TO DO: Write out the listing in full, matching it word for word.

DATA FOR THIS TASK:
— START —
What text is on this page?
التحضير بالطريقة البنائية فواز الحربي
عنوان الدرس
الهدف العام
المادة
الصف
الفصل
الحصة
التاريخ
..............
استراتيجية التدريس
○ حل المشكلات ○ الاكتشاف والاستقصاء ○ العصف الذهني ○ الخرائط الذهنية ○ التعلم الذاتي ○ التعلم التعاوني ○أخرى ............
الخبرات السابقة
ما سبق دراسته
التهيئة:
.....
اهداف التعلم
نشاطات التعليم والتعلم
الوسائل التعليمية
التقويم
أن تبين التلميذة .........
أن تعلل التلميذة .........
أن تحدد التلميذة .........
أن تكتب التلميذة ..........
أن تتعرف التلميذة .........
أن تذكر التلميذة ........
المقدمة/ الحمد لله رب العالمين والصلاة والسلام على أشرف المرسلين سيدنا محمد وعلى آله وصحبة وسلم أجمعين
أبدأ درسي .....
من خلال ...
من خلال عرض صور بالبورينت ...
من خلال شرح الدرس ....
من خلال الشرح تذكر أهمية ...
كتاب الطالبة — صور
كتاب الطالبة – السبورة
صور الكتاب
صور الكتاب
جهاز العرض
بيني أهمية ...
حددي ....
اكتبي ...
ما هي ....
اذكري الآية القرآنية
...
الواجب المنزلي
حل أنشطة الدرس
— END —
SOLUTION:
What text is on this page?
التحضير بالطريقة البنائية فواز الحربي
عنوان الدرس
الهدف العام
المادة
الصف
الفصل
الحصة
التاريخ
..............
استراتيجية التدريس
○ حل المشكلات ○ الاكتشاف والاستقصاء ○ العصف الذهني ○ الخرائط الذهنية ○ التعلم الذاتي ○ التعلم التعاوني ○أخرى ............
الخبرات السابقة
ما سبق دراسته
التهيئة:
.....
اهداف التعلم
نشاطات التعليم والتعلم
الوسائل التعليمية
التقويم
أن تبين التلميذة .........
أن تعلل التلميذة .........
أن تحدد التلميذة .........
أن تكتب التلميذة ..........
أن تتعرف التلميذة .........
أن تذكر التلميذة ........
المقدمة/ الحمد لله رب العالمين والصلاة والسلام على أشرف المرسلين سيدنا محمد وعلى آله وصحبة وسلم أجمعين
أبدأ درسي .....
من خلال ...
من خلال عرض صور بالبورينت ...
من خلال شرح الدرس ....
من خلال الشرح تذكر أهمية ...
كتاب الطالبة — صور
كتاب الطالبة – السبورة
صور الكتاب
صور الكتاب
جهاز العرض
بيني أهمية ...
حددي ....
اكتبي ...
ما هي ....
اذكري الآية القرآنية
...
الواجب المنزلي
حل أنشطة الدرس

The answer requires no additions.